▸ **Records for the task**:
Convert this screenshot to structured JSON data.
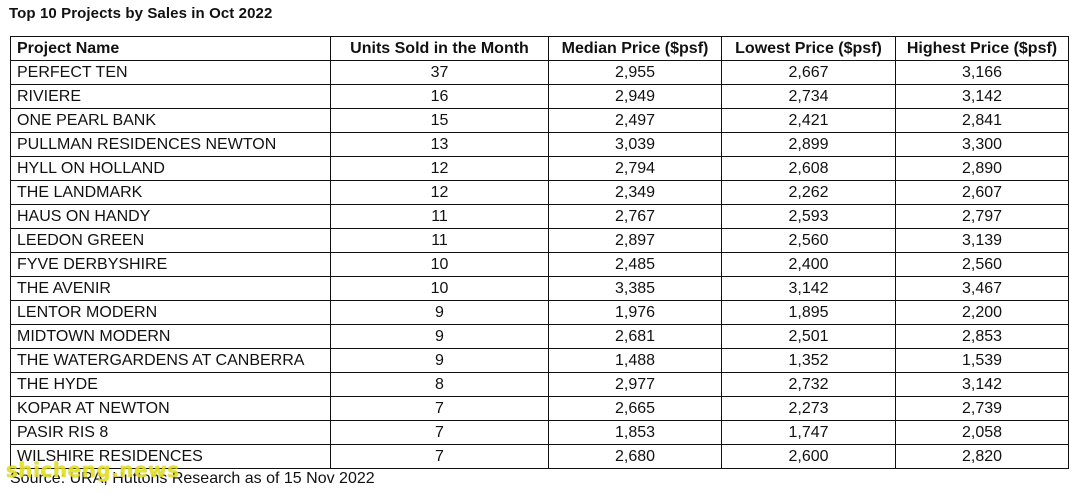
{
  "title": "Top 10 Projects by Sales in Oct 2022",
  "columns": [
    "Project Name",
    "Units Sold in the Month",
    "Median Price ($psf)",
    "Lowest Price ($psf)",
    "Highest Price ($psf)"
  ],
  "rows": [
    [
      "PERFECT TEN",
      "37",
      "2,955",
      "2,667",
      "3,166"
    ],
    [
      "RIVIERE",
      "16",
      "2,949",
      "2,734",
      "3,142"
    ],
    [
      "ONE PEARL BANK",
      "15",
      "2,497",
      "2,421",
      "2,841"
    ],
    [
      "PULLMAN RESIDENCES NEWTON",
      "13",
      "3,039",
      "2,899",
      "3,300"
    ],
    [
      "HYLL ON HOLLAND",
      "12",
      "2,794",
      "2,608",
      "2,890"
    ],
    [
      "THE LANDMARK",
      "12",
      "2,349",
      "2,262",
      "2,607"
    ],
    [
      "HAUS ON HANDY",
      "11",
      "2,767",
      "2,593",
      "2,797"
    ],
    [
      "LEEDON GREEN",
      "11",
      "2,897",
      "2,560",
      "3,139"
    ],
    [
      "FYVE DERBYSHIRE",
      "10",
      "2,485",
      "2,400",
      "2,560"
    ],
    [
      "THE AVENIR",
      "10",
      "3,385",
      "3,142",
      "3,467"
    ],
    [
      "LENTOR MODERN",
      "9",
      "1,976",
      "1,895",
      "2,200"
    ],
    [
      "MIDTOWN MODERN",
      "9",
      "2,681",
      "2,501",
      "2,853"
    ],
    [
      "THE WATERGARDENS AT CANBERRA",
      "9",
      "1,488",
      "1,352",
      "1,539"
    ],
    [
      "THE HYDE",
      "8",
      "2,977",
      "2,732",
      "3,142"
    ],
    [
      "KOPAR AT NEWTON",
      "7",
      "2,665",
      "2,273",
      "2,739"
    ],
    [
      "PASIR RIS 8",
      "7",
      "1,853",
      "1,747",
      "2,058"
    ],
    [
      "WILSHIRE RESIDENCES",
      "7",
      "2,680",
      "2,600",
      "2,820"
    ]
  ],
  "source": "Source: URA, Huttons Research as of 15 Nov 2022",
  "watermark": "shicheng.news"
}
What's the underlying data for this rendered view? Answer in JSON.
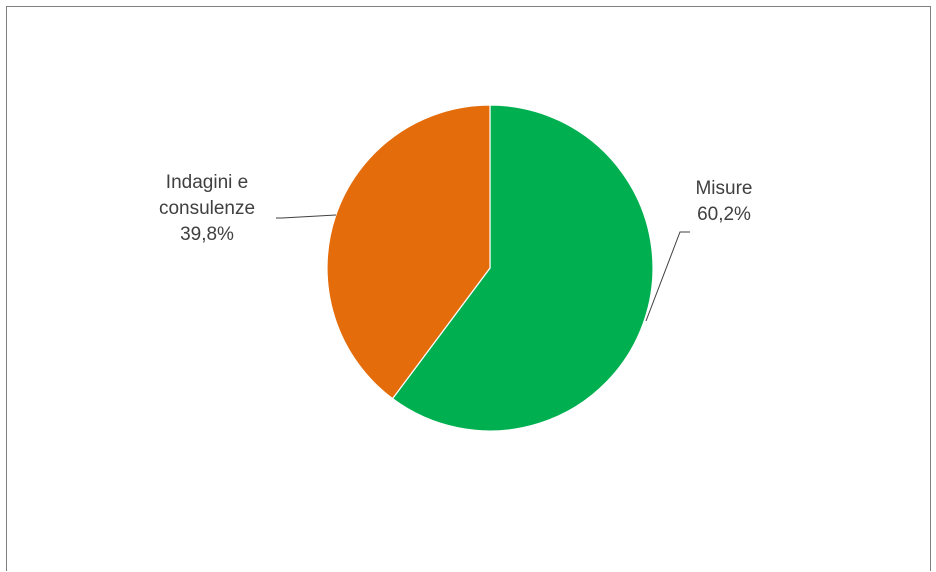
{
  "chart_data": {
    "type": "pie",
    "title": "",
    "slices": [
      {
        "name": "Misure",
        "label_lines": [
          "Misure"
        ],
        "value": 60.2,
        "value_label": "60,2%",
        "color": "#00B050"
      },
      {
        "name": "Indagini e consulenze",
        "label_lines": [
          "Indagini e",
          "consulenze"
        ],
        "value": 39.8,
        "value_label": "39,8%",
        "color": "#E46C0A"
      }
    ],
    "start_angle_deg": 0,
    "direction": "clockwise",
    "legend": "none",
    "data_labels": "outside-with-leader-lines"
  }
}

▸ **Work required**:
Give the number of lines in the material above that have the word "title" in them, and nothing more.

▸ **Response for this exercise**:
2